►

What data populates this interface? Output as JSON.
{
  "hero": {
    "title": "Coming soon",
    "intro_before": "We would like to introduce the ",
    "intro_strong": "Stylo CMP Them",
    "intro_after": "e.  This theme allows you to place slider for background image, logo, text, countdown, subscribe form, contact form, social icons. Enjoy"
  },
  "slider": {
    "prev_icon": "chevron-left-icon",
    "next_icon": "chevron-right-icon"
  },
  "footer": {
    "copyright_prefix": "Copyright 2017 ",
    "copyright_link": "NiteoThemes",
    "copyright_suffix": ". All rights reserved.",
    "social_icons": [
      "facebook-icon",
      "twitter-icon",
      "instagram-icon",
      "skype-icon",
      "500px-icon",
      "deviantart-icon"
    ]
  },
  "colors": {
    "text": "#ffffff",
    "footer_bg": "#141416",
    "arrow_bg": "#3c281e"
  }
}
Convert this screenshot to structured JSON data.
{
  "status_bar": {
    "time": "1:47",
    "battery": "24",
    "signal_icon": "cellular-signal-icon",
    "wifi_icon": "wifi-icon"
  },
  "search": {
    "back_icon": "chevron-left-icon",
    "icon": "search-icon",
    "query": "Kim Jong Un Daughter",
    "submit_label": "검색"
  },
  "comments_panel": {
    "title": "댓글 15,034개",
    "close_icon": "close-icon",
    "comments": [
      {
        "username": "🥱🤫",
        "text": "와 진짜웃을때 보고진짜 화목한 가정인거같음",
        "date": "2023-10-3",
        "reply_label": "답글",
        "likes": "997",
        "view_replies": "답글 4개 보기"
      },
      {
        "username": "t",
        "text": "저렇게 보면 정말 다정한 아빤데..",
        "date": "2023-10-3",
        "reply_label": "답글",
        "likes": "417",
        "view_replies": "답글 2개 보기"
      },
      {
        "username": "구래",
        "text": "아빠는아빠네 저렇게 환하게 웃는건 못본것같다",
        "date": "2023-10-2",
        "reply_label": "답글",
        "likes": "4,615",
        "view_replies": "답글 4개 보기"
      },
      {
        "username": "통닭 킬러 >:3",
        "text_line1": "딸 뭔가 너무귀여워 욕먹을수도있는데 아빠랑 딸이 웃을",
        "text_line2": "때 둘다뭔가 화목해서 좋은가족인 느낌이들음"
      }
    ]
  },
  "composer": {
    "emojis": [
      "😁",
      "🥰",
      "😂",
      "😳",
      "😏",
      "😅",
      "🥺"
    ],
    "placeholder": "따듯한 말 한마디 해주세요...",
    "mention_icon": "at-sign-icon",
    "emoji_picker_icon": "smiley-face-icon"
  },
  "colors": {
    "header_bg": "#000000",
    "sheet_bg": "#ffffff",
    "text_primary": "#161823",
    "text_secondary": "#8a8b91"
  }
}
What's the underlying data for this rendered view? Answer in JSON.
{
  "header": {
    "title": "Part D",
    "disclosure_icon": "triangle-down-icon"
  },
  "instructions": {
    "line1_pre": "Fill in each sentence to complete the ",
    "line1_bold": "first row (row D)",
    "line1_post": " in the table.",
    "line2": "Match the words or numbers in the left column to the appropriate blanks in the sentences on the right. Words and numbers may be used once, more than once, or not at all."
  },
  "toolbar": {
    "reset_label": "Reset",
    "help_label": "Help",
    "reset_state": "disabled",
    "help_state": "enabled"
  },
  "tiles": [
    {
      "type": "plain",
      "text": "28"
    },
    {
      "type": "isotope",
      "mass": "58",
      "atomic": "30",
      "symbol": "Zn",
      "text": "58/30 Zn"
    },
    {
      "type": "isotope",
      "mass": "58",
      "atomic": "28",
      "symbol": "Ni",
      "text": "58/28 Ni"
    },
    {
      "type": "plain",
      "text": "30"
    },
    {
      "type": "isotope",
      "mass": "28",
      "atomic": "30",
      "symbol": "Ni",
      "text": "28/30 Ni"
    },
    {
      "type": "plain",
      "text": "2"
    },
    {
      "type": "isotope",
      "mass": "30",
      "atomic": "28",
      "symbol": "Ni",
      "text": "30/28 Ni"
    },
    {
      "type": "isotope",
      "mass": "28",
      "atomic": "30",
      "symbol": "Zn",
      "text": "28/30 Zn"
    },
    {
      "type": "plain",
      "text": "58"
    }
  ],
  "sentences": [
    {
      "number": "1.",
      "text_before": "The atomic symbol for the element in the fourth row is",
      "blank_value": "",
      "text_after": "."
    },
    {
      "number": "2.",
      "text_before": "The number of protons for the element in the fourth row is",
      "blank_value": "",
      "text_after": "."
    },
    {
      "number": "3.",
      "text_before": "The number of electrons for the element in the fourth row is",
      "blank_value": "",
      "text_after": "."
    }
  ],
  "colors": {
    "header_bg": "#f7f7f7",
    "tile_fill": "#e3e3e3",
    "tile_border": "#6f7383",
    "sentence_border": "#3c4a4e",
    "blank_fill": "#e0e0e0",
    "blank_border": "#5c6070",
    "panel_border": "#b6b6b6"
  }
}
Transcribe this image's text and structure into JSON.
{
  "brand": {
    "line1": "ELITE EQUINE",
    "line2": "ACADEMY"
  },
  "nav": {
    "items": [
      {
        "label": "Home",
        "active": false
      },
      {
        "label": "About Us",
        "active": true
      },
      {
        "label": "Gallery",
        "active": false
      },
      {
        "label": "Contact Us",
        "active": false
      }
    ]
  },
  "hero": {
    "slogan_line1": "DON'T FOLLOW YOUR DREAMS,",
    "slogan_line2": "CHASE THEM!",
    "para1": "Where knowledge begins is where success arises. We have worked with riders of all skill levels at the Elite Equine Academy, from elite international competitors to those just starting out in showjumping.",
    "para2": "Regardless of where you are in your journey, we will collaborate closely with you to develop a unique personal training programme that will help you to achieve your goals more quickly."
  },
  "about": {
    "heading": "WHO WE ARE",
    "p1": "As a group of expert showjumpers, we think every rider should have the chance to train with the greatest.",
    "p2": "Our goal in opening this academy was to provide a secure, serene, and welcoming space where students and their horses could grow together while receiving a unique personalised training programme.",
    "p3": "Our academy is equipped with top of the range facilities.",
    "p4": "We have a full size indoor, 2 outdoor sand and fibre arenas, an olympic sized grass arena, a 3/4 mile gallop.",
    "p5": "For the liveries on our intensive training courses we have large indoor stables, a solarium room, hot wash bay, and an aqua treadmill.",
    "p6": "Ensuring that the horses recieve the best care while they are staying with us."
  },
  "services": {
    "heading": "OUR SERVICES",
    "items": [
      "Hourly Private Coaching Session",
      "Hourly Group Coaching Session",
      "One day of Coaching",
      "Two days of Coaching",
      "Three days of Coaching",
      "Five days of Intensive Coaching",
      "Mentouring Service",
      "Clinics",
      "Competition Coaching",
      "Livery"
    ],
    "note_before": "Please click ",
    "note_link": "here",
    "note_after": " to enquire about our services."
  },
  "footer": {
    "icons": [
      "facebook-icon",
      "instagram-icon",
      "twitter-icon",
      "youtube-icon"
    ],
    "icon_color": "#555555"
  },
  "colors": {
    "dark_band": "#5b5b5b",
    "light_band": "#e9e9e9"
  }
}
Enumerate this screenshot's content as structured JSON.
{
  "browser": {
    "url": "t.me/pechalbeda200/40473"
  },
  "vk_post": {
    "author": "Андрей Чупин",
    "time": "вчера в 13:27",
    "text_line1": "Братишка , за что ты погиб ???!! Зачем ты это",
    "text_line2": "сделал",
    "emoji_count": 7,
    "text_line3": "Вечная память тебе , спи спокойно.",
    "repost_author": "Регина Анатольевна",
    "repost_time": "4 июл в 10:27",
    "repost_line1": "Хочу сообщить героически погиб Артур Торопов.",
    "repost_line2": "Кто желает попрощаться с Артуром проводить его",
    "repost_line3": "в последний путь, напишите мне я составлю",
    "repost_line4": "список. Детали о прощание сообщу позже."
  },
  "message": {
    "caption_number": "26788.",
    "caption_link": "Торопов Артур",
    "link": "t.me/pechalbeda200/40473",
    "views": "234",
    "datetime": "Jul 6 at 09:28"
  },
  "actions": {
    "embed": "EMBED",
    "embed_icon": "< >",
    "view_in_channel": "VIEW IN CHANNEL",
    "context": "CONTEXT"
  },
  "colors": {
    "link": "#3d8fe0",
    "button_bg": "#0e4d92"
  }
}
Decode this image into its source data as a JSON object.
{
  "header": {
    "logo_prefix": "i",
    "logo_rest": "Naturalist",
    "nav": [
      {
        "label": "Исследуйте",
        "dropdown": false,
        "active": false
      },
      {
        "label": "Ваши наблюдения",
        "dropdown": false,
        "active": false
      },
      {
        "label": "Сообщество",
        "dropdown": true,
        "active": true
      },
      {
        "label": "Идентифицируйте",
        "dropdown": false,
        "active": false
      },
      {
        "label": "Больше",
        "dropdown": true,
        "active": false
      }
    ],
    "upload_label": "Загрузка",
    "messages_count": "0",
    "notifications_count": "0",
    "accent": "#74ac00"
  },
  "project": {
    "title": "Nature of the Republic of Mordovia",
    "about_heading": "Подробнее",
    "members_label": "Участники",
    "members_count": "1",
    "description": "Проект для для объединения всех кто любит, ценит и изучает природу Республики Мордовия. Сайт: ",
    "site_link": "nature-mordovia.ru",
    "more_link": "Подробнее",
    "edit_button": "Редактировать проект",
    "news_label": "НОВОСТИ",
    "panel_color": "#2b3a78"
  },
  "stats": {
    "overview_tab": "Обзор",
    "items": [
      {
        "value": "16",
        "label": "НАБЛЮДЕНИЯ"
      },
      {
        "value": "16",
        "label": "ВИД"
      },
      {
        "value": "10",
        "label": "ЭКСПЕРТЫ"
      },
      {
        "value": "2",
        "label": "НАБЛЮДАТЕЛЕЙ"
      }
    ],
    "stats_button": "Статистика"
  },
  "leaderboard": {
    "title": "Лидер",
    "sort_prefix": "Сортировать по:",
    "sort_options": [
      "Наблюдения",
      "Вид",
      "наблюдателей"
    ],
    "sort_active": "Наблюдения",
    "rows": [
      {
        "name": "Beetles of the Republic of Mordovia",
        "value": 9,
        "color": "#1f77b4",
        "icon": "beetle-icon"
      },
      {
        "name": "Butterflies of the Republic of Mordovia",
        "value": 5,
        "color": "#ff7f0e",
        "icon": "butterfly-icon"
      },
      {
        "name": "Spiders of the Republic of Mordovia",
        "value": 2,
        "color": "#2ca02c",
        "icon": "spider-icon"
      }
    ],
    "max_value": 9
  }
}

◄

Task to carry out
From the listing above, pick out every line containing "Торопов".

Solution for this exercise
    "repost_line1": "Хочу сообщить героически погиб Артур Торопов.",
    "caption_link": "Торопов Артур",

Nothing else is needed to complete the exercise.